- [What you need to do]:
Output all records precisely as written.

- [Data]:
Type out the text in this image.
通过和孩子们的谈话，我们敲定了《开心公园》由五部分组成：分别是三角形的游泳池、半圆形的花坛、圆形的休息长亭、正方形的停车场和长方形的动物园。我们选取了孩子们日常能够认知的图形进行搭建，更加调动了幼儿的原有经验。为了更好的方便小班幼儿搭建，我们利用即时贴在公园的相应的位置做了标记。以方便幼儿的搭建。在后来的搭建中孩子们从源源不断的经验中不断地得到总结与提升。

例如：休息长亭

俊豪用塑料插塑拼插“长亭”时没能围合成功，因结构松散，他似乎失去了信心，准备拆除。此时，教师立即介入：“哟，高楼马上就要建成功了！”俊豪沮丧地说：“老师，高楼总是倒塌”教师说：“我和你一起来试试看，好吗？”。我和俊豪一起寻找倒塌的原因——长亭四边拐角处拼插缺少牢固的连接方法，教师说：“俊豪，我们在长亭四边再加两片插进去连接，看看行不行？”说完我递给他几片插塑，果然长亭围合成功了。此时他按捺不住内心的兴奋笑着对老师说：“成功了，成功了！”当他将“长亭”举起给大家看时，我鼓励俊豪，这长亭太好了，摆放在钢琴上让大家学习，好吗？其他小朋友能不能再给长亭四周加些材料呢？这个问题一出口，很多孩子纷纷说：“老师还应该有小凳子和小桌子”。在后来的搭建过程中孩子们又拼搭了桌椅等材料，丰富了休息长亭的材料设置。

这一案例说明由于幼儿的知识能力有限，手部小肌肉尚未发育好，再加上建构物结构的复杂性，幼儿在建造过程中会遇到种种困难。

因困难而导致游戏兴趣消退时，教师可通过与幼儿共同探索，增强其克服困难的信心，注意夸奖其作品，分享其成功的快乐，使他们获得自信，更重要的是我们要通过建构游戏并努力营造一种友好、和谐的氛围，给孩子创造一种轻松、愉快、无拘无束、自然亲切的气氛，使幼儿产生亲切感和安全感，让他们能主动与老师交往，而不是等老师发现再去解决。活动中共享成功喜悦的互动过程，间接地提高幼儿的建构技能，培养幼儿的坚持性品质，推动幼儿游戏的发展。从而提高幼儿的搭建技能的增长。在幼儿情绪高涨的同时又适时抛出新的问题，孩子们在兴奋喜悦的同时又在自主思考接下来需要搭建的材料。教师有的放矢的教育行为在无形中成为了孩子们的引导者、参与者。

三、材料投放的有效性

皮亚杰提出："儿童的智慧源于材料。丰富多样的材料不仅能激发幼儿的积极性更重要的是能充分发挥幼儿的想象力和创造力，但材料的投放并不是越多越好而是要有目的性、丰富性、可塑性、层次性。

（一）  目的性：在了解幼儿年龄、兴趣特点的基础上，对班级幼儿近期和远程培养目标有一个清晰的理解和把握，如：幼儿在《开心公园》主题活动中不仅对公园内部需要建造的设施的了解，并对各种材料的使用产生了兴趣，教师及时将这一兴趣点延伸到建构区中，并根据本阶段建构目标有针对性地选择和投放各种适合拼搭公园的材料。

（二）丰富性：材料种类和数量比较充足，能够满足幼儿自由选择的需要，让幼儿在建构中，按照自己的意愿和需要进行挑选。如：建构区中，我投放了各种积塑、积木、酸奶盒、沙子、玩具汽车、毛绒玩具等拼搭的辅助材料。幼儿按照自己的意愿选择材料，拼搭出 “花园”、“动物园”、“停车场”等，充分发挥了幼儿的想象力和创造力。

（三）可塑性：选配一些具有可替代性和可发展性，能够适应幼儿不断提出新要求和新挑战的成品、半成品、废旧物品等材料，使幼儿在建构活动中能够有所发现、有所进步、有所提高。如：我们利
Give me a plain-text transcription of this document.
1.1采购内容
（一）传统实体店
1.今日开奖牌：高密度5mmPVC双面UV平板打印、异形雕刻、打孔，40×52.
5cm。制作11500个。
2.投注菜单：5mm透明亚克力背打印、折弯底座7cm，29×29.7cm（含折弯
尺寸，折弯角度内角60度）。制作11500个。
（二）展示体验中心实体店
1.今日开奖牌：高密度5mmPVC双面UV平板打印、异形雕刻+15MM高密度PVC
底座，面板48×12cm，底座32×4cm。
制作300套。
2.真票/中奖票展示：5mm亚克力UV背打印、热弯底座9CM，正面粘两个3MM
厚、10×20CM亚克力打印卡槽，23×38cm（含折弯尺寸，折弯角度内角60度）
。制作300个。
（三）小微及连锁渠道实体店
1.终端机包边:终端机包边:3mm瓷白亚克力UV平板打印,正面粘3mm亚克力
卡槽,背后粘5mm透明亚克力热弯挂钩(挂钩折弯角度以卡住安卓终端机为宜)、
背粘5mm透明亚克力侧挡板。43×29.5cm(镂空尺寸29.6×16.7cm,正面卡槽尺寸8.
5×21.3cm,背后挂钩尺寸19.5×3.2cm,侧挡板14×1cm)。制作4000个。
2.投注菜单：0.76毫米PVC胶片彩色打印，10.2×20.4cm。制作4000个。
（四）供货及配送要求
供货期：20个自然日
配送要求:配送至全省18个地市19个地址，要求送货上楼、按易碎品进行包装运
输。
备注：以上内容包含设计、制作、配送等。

- [Full answer]:
Type out the text in this image.
通过和孩子们的谈话，我们敲定了《开心公园》由五部分组成：分别是三角形的游泳池、半圆形的花坛、圆形的休息长亭、正方形的停车场和长方形的动物园。我们选取了孩子们日常能够认知的图形进行搭建，更加调动了幼儿的原有经验。为了更好的方便小班幼儿搭建，我们利用即时贴在公园的相应的位置做了标记。以方便幼儿的搭建。在后来的搭建中孩子们从源源不断的经验中不断地得到总结与提升。

例如：休息长亭

俊豪用塑料插塑拼插“长亭”时没能围合成功，因结构松散，他似乎失去了信心，准备拆除。此时，教师立即介入：“哟，高楼马上就要建成功了！”俊豪沮丧地说：“老师，高楼总是倒塌”教师说：“我和你一起来试试看，好吗？”。我和俊豪一起寻找倒塌的原因——长亭四边拐角处拼插缺少牢固的连接方法，教师说：“俊豪，我们在长亭四边再加两片插进去连接，看看行不行？”说完我递给他几片插塑，果然长亭围合成功了。此时他按捺不住内心的兴奋笑着对老师说：“成功了，成功了！”当他将“长亭”举起给大家看时，我鼓励俊豪，这长亭太好了，摆放在钢琴上让大家学习，好吗？其他小朋友能不能再给长亭四周加些材料呢？这个问题一出口，很多孩子纷纷说：“老师还应该有小凳子和小桌子”。在后来的搭建过程中孩子们又拼搭了桌椅等材料，丰富了休息长亭的材料设置。

这一案例说明由于幼儿的知识能力有限，手部小肌肉尚未发育好，再加上建构物结构的复杂性，幼儿在建造过程中会遇到种种困难。

因困难而导致游戏兴趣消退时，教师可通过与幼儿共同探索，增强其克服困难的信心，注意夸奖其作品，分享其成功的快乐，使他们获得自信，更重要的是我们要通过建构游戏并努力营造一种友好、和谐的氛围，给孩子创造一种轻松、愉快、无拘无束、自然亲切的气氛，使幼儿产生亲切感和安全感，让他们能主动与老师交往，而不是等老师发现再去解决。活动中共享成功喜悦的互动过程，间接地提高幼儿的建构技能，培养幼儿的坚持性品质，推动幼儿游戏的发展。从而提高幼儿的搭建技能的增长。在幼儿情绪高涨的同时又适时抛出新的问题，孩子们在兴奋喜悦的同时又在自主思考接下来需要搭建的材料。教师有的放矢的教育行为在无形中成为了孩子们的引导者、参与者。

三、材料投放的有效性

皮亚杰提出："儿童的智慧源于材料。丰富多样的材料不仅能激发幼儿的积极性更重要的是能充分发挥幼儿的想象力和创造力，但材料的投放并不是越多越好而是要有目的性、丰富性、可塑性、层次性。

（一）  目的性：在了解幼儿年龄、兴趣特点的基础上，对班级幼儿近期和远程培养目标有一个清晰的理解和把握，如：幼儿在《开心公园》主题活动中不仅对公园内部需要建造的设施的了解，并对各种材料的使用产生了兴趣，教师及时将这一兴趣点延伸到建构区中，并根据本阶段建构目标有针对性地选择和投放各种适合拼搭公园的材料。

（二）丰富性：材料种类和数量比较充足，能够满足幼儿自由选择的需要，让幼儿在建构中，按照自己的意愿和需要进行挑选。如：建构区中，我投放了各种积塑、积木、酸奶盒、沙子、玩具汽车、毛绒玩具等拼搭的辅助材料。幼儿按照自己的意愿选择材料，拼搭出 “花园”、“动物园”、“停车场”等，充分发挥了幼儿的想象力和创造力。

（三）可塑性：选配一些具有可替代性和可发展性，能够适应幼儿不断提出新要求和新挑战的成品、半成品、废旧物品等材料，使幼儿在建构活动中能够有所发现、有所进步、有所提高。如：我们利
Give me a plain-text transcription of this document.
1.1采购内容
（一）传统实体店
1.今日开奖牌：高密度5mmPVC双面UV平板打印、异形雕刻、打孔，40×52.
5cm。制作11500个。
2.投注菜单：5mm透明亚克力背打印、折弯底座7cm，29×29.7cm（含折弯
尺寸，折弯角度内角60度）。制作11500个。
（二）展示体验中心实体店
1.今日开奖牌：高密度5mmPVC双面UV平板打印、异形雕刻+15MM高密度PVC
底座，面板48×12cm，底座32×4cm。
制作300套。
2.真票/中奖票展示：5mm亚克力UV背打印、热弯底座9CM，正面粘两个3MM
厚、10×20CM亚克力打印卡槽，23×38cm（含折弯尺寸，折弯角度内角60度）
。制作300个。
（三）小微及连锁渠道实体店
1.终端机包边:终端机包边:3mm瓷白亚克力UV平板打印,正面粘3mm亚克力
卡槽,背后粘5mm透明亚克力热弯挂钩(挂钩折弯角度以卡住安卓终端机为宜)、
背粘5mm透明亚克力侧挡板。43×29.5cm(镂空尺寸29.6×16.7cm,正面卡槽尺寸8.
5×21.3cm,背后挂钩尺寸19.5×3.2cm,侧挡板14×1cm)。制作4000个。
2.投注菜单：0.76毫米PVC胶片彩色打印，10.2×20.4cm。制作4000个。
（四）供货及配送要求
供货期：20个自然日
配送要求:配送至全省18个地市19个地址，要求送货上楼、按易碎品进行包装运
输。
备注：以上内容包含设计、制作、配送等。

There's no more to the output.